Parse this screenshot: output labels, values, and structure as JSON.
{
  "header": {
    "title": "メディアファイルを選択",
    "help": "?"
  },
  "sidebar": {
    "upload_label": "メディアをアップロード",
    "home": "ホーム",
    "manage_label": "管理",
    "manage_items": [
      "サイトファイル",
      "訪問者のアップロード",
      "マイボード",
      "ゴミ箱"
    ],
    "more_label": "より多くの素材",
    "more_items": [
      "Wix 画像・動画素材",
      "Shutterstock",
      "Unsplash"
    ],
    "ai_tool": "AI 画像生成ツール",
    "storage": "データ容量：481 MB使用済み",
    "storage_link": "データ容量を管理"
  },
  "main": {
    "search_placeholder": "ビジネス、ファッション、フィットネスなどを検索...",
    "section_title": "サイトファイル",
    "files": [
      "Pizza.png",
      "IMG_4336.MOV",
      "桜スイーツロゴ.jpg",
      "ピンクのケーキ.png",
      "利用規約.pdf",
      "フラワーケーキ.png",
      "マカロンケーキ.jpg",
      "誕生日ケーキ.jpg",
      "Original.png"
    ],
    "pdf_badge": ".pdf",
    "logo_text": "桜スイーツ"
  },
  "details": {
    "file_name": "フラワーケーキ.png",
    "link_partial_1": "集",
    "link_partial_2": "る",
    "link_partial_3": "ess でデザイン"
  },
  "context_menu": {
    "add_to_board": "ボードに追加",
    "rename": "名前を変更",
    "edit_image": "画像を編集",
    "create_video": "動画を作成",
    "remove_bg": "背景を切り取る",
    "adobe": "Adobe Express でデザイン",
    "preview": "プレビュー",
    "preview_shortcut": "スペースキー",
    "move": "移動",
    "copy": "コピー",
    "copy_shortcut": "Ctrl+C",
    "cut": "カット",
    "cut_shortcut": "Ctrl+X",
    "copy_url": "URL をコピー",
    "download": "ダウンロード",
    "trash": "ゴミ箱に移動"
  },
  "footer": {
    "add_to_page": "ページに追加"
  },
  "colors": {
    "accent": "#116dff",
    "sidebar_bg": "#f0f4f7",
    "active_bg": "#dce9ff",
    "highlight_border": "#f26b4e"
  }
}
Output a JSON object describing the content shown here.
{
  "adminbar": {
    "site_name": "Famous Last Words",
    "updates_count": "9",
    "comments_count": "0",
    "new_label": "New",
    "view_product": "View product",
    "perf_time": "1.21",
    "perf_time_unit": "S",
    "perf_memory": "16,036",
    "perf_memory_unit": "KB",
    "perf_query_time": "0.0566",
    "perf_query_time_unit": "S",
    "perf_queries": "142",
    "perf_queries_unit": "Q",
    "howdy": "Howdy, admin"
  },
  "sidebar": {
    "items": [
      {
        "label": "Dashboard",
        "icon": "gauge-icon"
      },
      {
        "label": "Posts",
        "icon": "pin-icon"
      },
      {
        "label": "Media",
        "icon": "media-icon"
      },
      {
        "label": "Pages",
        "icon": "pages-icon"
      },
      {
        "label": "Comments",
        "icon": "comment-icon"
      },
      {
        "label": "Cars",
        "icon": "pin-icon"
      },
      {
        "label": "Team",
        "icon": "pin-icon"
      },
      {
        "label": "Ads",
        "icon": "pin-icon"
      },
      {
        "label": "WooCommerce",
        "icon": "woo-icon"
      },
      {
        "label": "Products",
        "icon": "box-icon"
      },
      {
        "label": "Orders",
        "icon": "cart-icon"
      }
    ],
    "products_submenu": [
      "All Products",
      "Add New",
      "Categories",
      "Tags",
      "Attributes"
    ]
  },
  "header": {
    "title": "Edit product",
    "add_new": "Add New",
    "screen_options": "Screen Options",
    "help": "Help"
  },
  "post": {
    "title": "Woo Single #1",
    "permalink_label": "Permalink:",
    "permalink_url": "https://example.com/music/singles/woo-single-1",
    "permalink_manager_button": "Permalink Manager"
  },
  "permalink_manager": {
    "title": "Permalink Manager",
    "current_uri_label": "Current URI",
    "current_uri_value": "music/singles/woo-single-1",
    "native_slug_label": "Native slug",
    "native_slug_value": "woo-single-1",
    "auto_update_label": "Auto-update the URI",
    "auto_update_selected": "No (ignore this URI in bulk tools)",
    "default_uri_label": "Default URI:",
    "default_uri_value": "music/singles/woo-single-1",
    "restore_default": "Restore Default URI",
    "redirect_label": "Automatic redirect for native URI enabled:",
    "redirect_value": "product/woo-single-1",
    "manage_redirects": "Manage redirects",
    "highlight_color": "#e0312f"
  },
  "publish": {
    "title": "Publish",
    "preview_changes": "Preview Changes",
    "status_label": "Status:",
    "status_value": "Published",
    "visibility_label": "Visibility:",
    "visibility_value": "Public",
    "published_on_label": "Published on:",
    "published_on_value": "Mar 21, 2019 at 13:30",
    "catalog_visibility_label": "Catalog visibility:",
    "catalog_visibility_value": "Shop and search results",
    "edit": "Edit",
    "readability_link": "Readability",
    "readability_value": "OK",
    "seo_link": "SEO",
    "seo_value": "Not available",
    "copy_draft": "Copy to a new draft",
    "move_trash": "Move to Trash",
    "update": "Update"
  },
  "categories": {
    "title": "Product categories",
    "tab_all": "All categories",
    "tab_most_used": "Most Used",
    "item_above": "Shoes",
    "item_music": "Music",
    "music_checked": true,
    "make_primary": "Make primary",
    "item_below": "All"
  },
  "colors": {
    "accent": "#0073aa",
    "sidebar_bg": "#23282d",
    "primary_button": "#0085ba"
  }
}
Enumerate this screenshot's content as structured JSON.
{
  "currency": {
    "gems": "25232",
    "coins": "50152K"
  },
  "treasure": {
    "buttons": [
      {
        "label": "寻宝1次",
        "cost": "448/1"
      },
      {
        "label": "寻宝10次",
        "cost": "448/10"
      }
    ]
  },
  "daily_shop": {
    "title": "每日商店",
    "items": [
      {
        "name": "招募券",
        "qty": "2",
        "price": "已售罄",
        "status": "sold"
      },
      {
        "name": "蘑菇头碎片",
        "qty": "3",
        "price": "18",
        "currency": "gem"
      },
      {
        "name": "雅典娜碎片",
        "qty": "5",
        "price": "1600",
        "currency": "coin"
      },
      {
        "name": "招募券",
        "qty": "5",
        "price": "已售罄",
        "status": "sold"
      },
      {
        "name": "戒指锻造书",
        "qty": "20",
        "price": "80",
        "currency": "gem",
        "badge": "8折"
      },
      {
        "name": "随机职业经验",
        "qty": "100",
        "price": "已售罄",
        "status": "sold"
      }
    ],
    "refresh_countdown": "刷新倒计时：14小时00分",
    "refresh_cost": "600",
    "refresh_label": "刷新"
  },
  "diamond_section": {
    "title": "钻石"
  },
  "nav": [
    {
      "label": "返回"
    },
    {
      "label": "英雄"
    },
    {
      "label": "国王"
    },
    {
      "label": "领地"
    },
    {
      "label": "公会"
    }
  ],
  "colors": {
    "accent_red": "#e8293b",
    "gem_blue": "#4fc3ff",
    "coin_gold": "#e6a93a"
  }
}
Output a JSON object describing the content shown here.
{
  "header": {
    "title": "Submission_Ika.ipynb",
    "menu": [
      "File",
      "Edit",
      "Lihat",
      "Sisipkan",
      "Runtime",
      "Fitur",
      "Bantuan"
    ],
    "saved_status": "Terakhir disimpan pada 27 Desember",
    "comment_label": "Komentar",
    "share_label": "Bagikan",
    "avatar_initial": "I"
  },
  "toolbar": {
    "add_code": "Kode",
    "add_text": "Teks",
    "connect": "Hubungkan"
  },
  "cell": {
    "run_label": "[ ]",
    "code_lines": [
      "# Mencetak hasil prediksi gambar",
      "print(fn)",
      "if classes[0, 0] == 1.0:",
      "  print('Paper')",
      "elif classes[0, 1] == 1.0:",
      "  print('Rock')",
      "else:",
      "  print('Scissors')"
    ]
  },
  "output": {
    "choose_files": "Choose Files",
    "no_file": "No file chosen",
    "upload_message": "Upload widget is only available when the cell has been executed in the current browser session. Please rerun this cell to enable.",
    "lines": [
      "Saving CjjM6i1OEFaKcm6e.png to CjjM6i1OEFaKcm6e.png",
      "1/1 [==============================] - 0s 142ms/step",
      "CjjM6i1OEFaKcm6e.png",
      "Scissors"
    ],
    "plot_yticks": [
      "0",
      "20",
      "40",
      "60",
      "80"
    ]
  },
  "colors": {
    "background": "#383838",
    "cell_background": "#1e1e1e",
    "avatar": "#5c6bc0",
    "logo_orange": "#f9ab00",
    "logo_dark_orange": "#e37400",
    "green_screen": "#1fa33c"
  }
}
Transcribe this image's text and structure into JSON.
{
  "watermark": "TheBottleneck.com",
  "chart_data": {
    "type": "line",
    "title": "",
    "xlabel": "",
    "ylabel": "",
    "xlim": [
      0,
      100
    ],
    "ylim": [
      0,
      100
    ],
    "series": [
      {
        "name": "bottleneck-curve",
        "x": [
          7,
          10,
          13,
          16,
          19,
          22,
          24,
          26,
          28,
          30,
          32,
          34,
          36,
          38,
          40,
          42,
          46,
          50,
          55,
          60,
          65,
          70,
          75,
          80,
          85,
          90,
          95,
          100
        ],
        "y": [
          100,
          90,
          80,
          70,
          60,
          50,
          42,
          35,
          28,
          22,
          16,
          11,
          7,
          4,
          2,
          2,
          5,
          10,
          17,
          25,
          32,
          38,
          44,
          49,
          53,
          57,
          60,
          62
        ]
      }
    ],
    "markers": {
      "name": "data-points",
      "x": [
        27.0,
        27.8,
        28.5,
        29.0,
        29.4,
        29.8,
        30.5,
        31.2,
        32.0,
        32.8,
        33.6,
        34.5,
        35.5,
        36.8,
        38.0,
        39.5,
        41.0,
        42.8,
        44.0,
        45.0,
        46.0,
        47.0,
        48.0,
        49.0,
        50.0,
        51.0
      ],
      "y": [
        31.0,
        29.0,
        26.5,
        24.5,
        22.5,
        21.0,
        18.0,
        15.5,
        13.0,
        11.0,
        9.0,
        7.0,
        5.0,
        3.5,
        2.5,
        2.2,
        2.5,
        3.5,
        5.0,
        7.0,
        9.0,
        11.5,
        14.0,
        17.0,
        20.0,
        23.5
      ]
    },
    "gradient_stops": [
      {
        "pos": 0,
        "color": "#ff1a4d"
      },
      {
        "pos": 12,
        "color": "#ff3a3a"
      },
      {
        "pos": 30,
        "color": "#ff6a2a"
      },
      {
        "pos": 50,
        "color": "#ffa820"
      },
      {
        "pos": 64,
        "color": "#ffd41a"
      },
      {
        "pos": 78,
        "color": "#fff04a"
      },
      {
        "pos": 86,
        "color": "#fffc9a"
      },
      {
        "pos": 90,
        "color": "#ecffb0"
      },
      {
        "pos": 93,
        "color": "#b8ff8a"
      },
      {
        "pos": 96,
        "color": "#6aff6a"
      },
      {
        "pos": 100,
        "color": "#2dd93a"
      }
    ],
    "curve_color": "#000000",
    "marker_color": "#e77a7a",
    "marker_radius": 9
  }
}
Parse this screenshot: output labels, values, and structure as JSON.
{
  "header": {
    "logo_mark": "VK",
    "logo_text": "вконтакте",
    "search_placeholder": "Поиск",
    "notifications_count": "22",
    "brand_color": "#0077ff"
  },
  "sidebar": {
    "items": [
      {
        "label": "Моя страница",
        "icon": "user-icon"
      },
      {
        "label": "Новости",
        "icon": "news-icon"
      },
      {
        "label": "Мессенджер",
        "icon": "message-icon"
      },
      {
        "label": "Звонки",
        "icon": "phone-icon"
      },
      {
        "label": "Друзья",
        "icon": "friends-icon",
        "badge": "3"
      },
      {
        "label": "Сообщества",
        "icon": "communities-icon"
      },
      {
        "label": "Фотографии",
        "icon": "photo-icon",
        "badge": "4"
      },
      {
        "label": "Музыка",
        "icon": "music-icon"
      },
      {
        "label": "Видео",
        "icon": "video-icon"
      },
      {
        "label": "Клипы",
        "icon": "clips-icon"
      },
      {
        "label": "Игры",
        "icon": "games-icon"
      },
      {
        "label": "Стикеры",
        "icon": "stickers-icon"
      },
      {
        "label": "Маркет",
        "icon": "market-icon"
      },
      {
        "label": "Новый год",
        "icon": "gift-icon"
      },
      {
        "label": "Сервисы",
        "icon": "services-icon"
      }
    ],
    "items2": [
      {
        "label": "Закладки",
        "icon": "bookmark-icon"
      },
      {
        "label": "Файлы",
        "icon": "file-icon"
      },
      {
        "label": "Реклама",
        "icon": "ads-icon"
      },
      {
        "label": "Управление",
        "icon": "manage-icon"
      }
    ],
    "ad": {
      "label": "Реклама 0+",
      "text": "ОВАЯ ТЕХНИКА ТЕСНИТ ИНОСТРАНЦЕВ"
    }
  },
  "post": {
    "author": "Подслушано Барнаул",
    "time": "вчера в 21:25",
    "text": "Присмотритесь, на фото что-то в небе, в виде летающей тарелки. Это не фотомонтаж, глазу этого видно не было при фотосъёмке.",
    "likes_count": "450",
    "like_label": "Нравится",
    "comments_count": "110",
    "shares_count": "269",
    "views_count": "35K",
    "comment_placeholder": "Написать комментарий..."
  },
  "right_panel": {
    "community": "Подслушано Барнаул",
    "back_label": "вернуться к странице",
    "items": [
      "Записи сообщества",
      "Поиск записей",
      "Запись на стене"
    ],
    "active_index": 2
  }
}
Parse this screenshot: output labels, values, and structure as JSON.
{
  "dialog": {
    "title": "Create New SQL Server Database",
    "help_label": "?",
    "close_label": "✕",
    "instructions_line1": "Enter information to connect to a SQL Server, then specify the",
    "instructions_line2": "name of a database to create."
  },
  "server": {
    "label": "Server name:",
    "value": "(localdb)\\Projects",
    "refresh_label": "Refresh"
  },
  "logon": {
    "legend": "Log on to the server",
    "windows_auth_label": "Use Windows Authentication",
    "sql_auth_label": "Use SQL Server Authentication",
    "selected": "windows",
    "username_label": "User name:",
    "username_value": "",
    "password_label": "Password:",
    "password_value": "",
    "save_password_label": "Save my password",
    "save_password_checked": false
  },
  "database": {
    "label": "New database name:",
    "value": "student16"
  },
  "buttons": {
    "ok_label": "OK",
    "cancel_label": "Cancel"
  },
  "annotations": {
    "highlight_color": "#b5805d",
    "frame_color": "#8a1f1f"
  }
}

**********

:: Set task ::
Pick out the lines containing the word "でデザイン" and show them.

:: Response ::
    "link_partial_3": "ess でデザイン"
    "adobe": "Adobe Express でデザイン",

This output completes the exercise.